> _Выбранный отрывок_:
----

О’Греди демонстрировал возмущение: конечно, он попытается помочь Литвинову! По соглашению с ирландцем Литвинов снял помещение в загородном отеле, но датское правительство запретило миссии там расположиться. Пришлось Литвинову и его сотрудницам поселиться в захудалой гостинице. Но и там мельтешили какие-то подозрительные личности. Литвинов опасался провокаций и даже открытого нападения.
Датские власти все же разрешили Литвинову поселиться в загородном отеле. Ирландец выразил надежду, что до 30 января 1920 года соглашение будет подписано, договорились встретиться для обсуждения некоторых формальностей. Однако встреча не состоялась. Секретарь сообщил Литвинову, что О’Греди внезапно выехал в Лондон. У него неладно с печенью, и возникла срочная необходимость посоветоваться с личным врачом.
Переговоры грозили затянуться. Литвинов распутывал интриги английской дипломатии, искал выход. Неожиданно он лишился шифрованной связи с Москвой. В полученной из Москвы телеграмме Дзержинский сообщал, что советский шифр между Копенгагеном, Берлином, еще одной европейской столицей и Москвой раскрыт. Просил подтвердить, что Литвинов ручается за своих сотрудниц.

----

[Записи набора данных]
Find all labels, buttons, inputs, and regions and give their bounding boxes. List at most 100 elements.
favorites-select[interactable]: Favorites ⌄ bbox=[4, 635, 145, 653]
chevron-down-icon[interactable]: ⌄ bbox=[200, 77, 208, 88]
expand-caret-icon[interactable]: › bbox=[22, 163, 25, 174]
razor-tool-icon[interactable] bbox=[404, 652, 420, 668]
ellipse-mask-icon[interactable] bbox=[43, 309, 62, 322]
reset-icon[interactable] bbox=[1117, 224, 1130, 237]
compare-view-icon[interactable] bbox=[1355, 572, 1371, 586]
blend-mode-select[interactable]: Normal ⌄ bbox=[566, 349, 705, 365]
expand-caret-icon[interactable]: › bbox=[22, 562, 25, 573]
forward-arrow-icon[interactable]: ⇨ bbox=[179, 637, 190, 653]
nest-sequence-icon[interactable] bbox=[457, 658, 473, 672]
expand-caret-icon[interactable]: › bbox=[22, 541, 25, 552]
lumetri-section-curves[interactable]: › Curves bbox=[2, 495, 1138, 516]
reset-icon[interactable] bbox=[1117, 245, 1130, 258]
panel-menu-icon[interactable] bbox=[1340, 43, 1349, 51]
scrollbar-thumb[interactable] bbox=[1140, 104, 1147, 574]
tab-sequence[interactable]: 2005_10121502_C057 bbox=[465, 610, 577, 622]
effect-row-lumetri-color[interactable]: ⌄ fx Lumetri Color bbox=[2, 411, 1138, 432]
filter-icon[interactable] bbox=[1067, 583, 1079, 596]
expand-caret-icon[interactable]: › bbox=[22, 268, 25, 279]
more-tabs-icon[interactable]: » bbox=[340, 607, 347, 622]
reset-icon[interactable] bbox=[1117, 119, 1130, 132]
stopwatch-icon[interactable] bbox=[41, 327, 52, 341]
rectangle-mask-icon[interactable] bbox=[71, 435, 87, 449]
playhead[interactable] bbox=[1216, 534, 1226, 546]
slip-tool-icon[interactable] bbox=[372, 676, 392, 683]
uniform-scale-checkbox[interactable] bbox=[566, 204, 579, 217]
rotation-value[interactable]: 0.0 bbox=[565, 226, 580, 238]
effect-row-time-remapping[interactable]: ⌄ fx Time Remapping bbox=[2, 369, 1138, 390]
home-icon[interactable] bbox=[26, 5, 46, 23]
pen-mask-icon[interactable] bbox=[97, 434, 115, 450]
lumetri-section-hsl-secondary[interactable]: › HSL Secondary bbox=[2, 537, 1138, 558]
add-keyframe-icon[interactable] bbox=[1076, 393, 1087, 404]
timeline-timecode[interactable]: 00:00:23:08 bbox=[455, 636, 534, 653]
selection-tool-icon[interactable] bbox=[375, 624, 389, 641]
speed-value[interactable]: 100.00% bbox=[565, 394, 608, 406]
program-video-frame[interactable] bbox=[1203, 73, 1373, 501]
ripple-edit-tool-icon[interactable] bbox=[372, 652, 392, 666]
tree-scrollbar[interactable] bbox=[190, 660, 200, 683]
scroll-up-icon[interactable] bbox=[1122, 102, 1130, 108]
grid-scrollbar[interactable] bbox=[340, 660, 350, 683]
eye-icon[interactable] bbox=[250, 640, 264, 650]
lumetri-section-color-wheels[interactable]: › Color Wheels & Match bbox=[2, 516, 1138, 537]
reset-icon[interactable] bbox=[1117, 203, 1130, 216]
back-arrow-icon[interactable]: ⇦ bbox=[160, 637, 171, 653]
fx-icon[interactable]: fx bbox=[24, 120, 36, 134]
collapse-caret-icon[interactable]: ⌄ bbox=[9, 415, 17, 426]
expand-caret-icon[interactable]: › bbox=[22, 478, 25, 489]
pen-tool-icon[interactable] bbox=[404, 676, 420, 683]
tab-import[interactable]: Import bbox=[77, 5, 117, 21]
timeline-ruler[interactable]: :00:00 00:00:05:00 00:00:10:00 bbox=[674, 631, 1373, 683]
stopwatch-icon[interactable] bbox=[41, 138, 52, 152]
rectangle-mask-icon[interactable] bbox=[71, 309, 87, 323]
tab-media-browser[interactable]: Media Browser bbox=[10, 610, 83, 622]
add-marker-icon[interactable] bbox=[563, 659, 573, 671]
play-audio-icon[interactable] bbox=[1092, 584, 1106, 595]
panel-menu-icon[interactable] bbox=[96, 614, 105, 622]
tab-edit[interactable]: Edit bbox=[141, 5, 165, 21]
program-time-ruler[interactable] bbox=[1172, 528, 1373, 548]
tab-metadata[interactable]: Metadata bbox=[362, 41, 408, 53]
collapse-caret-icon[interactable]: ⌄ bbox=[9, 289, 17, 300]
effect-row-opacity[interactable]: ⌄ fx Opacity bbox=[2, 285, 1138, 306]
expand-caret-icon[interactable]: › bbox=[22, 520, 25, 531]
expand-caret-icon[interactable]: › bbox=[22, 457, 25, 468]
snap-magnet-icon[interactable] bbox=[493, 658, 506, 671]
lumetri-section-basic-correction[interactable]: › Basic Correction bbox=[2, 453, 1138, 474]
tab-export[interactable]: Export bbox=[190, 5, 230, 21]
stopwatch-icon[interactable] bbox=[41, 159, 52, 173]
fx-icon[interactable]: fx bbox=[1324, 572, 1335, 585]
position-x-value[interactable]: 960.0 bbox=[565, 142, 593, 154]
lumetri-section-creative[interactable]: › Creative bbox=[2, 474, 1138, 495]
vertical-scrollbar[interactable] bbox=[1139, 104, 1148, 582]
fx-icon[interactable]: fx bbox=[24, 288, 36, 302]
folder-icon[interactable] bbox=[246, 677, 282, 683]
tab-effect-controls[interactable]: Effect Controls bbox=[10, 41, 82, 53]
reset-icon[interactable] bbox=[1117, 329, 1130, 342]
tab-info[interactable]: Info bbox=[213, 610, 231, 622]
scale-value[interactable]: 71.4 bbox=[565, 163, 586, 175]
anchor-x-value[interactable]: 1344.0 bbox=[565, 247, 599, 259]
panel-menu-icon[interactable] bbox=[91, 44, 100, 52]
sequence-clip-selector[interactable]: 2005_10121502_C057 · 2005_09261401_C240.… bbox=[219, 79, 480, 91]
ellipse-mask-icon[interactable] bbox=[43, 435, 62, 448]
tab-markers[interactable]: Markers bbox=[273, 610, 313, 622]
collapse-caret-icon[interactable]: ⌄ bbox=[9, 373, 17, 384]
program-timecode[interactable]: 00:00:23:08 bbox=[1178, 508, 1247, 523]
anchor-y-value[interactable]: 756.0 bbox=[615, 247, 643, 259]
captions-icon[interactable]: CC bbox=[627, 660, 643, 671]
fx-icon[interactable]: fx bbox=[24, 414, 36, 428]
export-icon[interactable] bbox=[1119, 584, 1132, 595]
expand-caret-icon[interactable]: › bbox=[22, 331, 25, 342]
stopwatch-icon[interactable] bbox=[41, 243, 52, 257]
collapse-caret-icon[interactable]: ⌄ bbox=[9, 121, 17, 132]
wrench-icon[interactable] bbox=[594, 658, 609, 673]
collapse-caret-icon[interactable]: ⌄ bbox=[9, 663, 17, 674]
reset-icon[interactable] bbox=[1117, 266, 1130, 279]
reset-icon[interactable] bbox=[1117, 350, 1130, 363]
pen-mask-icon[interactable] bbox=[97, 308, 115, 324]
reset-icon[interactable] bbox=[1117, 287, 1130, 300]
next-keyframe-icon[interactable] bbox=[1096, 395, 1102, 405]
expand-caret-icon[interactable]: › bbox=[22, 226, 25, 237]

----

> _Что сделать_:
- 1) Ответьте на вопросы по отрывку о переговорах Литвинова:
(a) Где пришлось поселиться Литвинову и его сотрудницам, когда датское правительство запретило миссии расположиться в загородном отеле?
(b) До какой даты ирландец надеялся подписать соглашение?
(c) Что, по сообщению Дзержинского в телеграмме, было раскрыто?
- 2) Кратко перескажите абзац отрывка о переговорах Литвинова, который начинается словами «Датские власти все же разрешили», сохранив главные факты.
- 3) Продолжите отрывок о переговорах Литвинова с последнего приведенного предложения.
Данные даны отдельно и с отрывком не связаны.

> _Ответы по заданиям_:
- 1)
(a) В захудалой гостинице.
(b) До 30 января 1920 года.
(c) Советский шифр между Копенгагеном, Берлином, еще одной европейской столицей и Москвой.

- 2) Датские власти разрешили Литвинову поселиться в загородном отеле. Ирландец надеялся подписать соглашение до 30 января 1920 года, и стороны договорились встретиться, чтобы обсудить некоторые формальности. Встреча не состоялась: секретарь сообщил, что О’Греди внезапно уехал в Лондон. У него были проблемы с печенью, и ему срочно понадобилось посоветоваться с личным врачом.

- 3)
Прочитав телеграмму, Литвинов побагровел, потом кровь отхлынула, и лицо его стало пепельно-серым. Молча написал на листке бумаги одно слово: «Ручаюсь!» Сказал Милановой:
– Немедленно передайте Феликсу Эдмундовичу.
Позже сообщил Дзержинскому свое мнение о провале шифра: в Лондоне находится царский генерал, бывший начальник шифровального отдела министерства иностранных дел. Возможно, это его работа.
Из Лондона вернулся О’Греди. В любезной форме сообщил, что английское правительство не может принять советские условия обмена военнопленными и выдвигает новые требования. В затяжке переговоров, заявил О’Греди, виновато Советское правительство. Литвинов шифрованной телеграммой попросил Чичерина предпринять демарш.
6 февраля Чичерин передал в Лондон Керзону радиограмму: «…Советское Правительство самым энергичным образом протестует против утверждения, что затяжка в переговорах вызвана действиями советских властей. На самом деле условия Советского Правительства были сформулированы его делегатом в самом начале, и никаких новых требований не было им добавлено за все время переговоров; наоборот, многие из первоначальных требований Советского Правительства были взяты назад или уменьшены… Наоборот, полномочия г-на О’Греди были столь ограниченны, что ему приходилось запрашивать Лондон по поводу каждой детали и ожидать ответа и новых указаний в течение нескольких недель…
Таким образом, ответственность за отсрочку подписания соглашения лежит полностью на Британском Правительстве».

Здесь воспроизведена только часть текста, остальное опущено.